_Exercise aim_. Skip all pictures, then print the remaining material exactly.

##### Supplied entries #####

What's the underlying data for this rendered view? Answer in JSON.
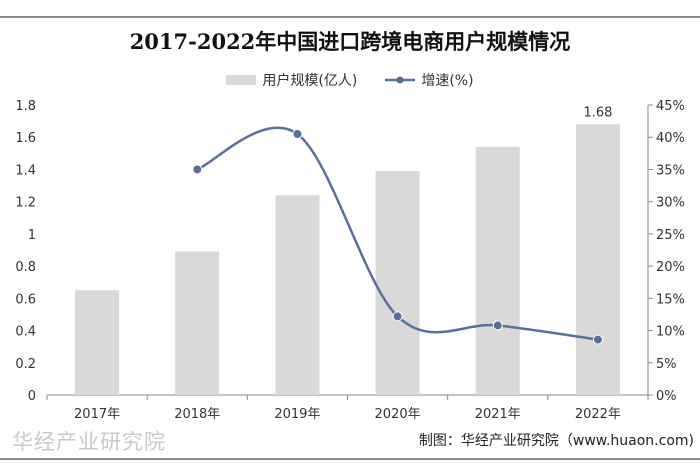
{
  "chart_data": {
    "type": "bar+line",
    "title": "2017-2022年中国进口跨境电商用户规模情况",
    "categories": [
      "2017年",
      "2018年",
      "2019年",
      "2020年",
      "2021年",
      "2022年"
    ],
    "series": [
      {
        "name": "用户规模(亿人)",
        "type": "bar",
        "axis": "left",
        "values": [
          0.65,
          0.89,
          1.24,
          1.39,
          1.54,
          1.68
        ],
        "color": "#d9d9d9"
      },
      {
        "name": "增速(%)",
        "type": "line",
        "axis": "right",
        "values": [
          null,
          35,
          40.5,
          12.2,
          10.8,
          8.6
        ],
        "color": "#5a6f9a"
      }
    ],
    "data_labels": [
      {
        "category": "2022年",
        "text": "1.68"
      }
    ],
    "yleft": {
      "ylim": [
        0,
        1.8
      ],
      "ticks": [
        "0",
        "0.2",
        "0.4",
        "0.6",
        "0.8",
        "1",
        "1.2",
        "1.4",
        "1.6",
        "1.8"
      ]
    },
    "yright": {
      "ylim": [
        0,
        45
      ],
      "ticks": [
        "0%",
        "5%",
        "10%",
        "15%",
        "20%",
        "25%",
        "30%",
        "35%",
        "40%",
        "45%"
      ]
    },
    "grid": false,
    "legend_placement": "top"
  },
  "footer": {
    "watermark": "华经产业研究院",
    "source": "制图：华经产业研究院（www.huaon.com)"
  }
}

#####

_Problem solution_.
What's the underlying data for this rendered view? Answer in JSON.
{
  "chart_data": {
    "type": "bar+line",
    "title": "2017-2022年中国进口跨境电商用户规模情况",
    "categories": [
      "2017年",
      "2018年",
      "2019年",
      "2020年",
      "2021年",
      "2022年"
    ],
    "series": [
      {
        "name": "用户规模(亿人)",
        "type": "bar",
        "axis": "left",
        "values": [
          0.65,
          0.89,
          1.24,
          1.39,
          1.54,
          1.68
        ],
        "color": "#d9d9d9"
      },
      {
        "name": "增速(%)",
        "type": "line",
        "axis": "right",
        "values": [
          null,
          35,
          40.5,
          12.2,
          10.8,
          8.6
        ],
        "color": "#5a6f9a"
      }
    ],
    "data_labels": [
      {
        "category": "2022年",
        "text": "1.68"
      }
    ],
    "yleft": {
      "ylim": [
        0,
        1.8
      ],
      "ticks": [
        "0",
        "0.2",
        "0.4",
        "0.6",
        "0.8",
        "1",
        "1.2",
        "1.4",
        "1.6",
        "1.8"
      ]
    },
    "yright": {
      "ylim": [
        0,
        45
      ],
      "ticks": [
        "0%",
        "5%",
        "10%",
        "15%",
        "20%",
        "25%",
        "30%",
        "35%",
        "40%",
        "45%"
      ]
    },
    "grid": false,
    "legend_placement": "top"
  },
  "footer": {
    "watermark": "华经产业研究院",
    "source": "制图：华经产业研究院（www.huaon.com)"
  }
}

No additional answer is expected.